▶ **WHAT IS NEEDED**
Every line of the material is to be repeated exactly as it stands.
▬▬▬
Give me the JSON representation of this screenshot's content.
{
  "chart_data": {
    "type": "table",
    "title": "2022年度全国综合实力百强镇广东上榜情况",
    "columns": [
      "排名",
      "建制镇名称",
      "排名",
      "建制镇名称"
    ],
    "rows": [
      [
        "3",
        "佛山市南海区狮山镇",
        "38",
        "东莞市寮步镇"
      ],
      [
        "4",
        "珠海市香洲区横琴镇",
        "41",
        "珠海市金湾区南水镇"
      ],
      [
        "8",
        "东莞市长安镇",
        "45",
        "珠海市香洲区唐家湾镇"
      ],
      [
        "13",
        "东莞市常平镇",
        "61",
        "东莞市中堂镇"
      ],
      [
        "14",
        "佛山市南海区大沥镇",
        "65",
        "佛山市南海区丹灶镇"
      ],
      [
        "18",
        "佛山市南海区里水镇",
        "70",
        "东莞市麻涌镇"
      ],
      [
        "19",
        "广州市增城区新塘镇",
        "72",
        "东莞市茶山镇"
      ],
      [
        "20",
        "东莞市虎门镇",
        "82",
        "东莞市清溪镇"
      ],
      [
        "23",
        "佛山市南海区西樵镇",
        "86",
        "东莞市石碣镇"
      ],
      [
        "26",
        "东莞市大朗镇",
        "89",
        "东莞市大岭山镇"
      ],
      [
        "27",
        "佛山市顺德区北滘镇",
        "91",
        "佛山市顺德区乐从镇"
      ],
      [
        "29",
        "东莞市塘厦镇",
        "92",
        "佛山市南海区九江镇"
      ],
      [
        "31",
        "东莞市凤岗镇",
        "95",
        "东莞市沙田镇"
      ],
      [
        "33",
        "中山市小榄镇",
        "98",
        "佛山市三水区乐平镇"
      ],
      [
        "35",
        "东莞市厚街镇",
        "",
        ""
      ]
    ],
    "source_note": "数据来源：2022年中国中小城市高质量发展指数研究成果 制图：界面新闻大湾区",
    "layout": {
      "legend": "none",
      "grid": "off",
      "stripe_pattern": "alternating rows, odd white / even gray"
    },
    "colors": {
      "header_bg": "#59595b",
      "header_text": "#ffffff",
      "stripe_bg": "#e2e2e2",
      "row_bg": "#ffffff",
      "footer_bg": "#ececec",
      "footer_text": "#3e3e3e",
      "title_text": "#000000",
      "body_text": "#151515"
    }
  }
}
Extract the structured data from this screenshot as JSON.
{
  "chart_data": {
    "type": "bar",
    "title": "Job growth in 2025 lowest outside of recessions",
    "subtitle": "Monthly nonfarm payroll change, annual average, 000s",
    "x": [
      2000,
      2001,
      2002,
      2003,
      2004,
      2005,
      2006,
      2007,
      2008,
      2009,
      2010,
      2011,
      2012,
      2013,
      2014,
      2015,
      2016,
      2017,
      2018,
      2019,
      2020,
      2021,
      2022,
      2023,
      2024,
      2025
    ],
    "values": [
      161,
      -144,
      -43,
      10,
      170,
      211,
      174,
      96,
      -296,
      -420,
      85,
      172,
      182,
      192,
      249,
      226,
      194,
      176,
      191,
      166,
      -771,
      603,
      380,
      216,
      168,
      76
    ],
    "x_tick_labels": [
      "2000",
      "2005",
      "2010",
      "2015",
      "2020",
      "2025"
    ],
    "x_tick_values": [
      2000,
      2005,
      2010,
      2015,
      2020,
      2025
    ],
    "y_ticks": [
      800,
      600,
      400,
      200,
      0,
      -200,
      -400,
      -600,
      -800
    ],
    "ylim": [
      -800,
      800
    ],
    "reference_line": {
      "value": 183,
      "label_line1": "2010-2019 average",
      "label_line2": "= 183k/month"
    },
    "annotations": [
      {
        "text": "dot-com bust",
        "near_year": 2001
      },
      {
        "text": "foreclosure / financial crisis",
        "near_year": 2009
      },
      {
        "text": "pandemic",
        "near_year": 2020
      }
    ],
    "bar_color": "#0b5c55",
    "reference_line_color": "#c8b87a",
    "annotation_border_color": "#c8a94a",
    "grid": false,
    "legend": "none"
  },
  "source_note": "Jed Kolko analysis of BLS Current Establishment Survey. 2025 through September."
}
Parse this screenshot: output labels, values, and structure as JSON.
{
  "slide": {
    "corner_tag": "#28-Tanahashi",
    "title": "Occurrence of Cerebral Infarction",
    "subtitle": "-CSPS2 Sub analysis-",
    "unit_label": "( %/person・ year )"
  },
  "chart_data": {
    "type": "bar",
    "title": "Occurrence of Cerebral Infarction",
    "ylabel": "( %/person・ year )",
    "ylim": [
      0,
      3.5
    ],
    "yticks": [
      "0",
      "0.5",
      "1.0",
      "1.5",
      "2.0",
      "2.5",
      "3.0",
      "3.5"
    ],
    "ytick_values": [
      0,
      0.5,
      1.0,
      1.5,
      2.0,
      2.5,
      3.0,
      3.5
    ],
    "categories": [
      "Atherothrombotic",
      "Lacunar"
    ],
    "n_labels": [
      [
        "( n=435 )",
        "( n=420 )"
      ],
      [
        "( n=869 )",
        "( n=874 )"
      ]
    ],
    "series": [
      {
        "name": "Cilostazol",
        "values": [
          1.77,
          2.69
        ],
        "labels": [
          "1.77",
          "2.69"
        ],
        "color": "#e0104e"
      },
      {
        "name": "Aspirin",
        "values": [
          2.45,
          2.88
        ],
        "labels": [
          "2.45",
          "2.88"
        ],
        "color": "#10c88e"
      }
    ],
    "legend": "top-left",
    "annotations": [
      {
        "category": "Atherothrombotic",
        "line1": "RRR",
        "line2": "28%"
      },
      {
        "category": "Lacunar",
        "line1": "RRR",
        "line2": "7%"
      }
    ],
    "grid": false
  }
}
▬▬▬
▶ **RESPONSE TO THE EXERCISE**
Give me the JSON representation of this screenshot's content.
{
  "chart_data": {
    "type": "table",
    "title": "2022年度全国综合实力百强镇广东上榜情况",
    "columns": [
      "排名",
      "建制镇名称",
      "排名",
      "建制镇名称"
    ],
    "rows": [
      [
        "3",
        "佛山市南海区狮山镇",
        "38",
        "东莞市寮步镇"
      ],
      [
        "4",
        "珠海市香洲区横琴镇",
        "41",
        "珠海市金湾区南水镇"
      ],
      [
        "8",
        "东莞市长安镇",
        "45",
        "珠海市香洲区唐家湾镇"
      ],
      [
        "13",
        "东莞市常平镇",
        "61",
        "东莞市中堂镇"
      ],
      [
        "14",
        "佛山市南海区大沥镇",
        "65",
        "佛山市南海区丹灶镇"
      ],
      [
        "18",
        "佛山市南海区里水镇",
        "70",
        "东莞市麻涌镇"
      ],
      [
        "19",
        "广州市增城区新塘镇",
        "72",
        "东莞市茶山镇"
      ],
      [
        "20",
        "东莞市虎门镇",
        "82",
        "东莞市清溪镇"
      ],
      [
        "23",
        "佛山市南海区西樵镇",
        "86",
        "东莞市石碣镇"
      ],
      [
        "26",
        "东莞市大朗镇",
        "89",
        "东莞市大岭山镇"
      ],
      [
        "27",
        "佛山市顺德区北滘镇",
        "91",
        "佛山市顺德区乐从镇"
      ],
      [
        "29",
        "东莞市塘厦镇",
        "92",
        "佛山市南海区九江镇"
      ],
      [
        "31",
        "东莞市凤岗镇",
        "95",
        "东莞市沙田镇"
      ],
      [
        "33",
        "中山市小榄镇",
        "98",
        "佛山市三水区乐平镇"
      ],
      [
        "35",
        "东莞市厚街镇",
        "",
        ""
      ]
    ],
    "source_note": "数据来源：2022年中国中小城市高质量发展指数研究成果 制图：界面新闻大湾区",
    "layout": {
      "legend": "none",
      "grid": "off",
      "stripe_pattern": "alternating rows, odd white / even gray"
    },
    "colors": {
      "header_bg": "#59595b",
      "header_text": "#ffffff",
      "stripe_bg": "#e2e2e2",
      "row_bg": "#ffffff",
      "footer_bg": "#ececec",
      "footer_text": "#3e3e3e",
      "title_text": "#000000",
      "body_text": "#151515"
    }
  }
}
Extract the structured data from this screenshot as JSON.
{
  "chart_data": {
    "type": "bar",
    "title": "Job growth in 2025 lowest outside of recessions",
    "subtitle": "Monthly nonfarm payroll change, annual average, 000s",
    "x": [
      2000,
      2001,
      2002,
      2003,
      2004,
      2005,
      2006,
      2007,
      2008,
      2009,
      2010,
      2011,
      2012,
      2013,
      2014,
      2015,
      2016,
      2017,
      2018,
      2019,
      2020,
      2021,
      2022,
      2023,
      2024,
      2025
    ],
    "values": [
      161,
      -144,
      -43,
      10,
      170,
      211,
      174,
      96,
      -296,
      -420,
      85,
      172,
      182,
      192,
      249,
      226,
      194,
      176,
      191,
      166,
      -771,
      603,
      380,
      216,
      168,
      76
    ],
    "x_tick_labels": [
      "2000",
      "2005",
      "2010",
      "2015",
      "2020",
      "2025"
    ],
    "x_tick_values": [
      2000,
      2005,
      2010,
      2015,
      2020,
      2025
    ],
    "y_ticks": [
      800,
      600,
      400,
      200,
      0,
      -200,
      -400,
      -600,
      -800
    ],
    "ylim": [
      -800,
      800
    ],
    "reference_line": {
      "value": 183,
      "label_line1": "2010-2019 average",
      "label_line2": "= 183k/month"
    },
    "annotations": [
      {
        "text": "dot-com bust",
        "near_year": 2001
      },
      {
        "text": "foreclosure / financial crisis",
        "near_year": 2009
      },
      {
        "text": "pandemic",
        "near_year": 2020
      }
    ],
    "bar_color": "#0b5c55",
    "reference_line_color": "#c8b87a",
    "annotation_border_color": "#c8a94a",
    "grid": false,
    "legend": "none"
  },
  "source_note": "Jed Kolko analysis of BLS Current Establishment Survey. 2025 through September."
}
Parse this screenshot: output labels, values, and structure as JSON.
{
  "slide": {
    "corner_tag": "#28-Tanahashi",
    "title": "Occurrence of Cerebral Infarction",
    "subtitle": "-CSPS2 Sub analysis-",
    "unit_label": "( %/person・ year )"
  },
  "chart_data": {
    "type": "bar",
    "title": "Occurrence of Cerebral Infarction",
    "ylabel": "( %/person・ year )",
    "ylim": [
      0,
      3.5
    ],
    "yticks": [
      "0",
      "0.5",
      "1.0",
      "1.5",
      "2.0",
      "2.5",
      "3.0",
      "3.5"
    ],
    "ytick_values": [
      0,
      0.5,
      1.0,
      1.5,
      2.0,
      2.5,
      3.0,
      3.5
    ],
    "categories": [
      "Atherothrombotic",
      "Lacunar"
    ],
    "n_labels": [
      [
        "( n=435 )",
        "( n=420 )"
      ],
      [
        "( n=869 )",
        "( n=874 )"
      ]
    ],
    "series": [
      {
        "name": "Cilostazol",
        "values": [
          1.77,
          2.69
        ],
        "labels": [
          "1.77",
          "2.69"
        ],
        "color": "#e0104e"
      },
      {
        "name": "Aspirin",
        "values": [
          2.45,
          2.88
        ],
        "labels": [
          "2.45",
          "2.88"
        ],
        "color": "#10c88e"
      }
    ],
    "legend": "top-left",
    "annotations": [
      {
        "category": "Atherothrombotic",
        "line1": "RRR",
        "line2": "28%"
      },
      {
        "category": "Lacunar",
        "line1": "RRR",
        "line2": "7%"
      }
    ],
    "grid": false
  }
}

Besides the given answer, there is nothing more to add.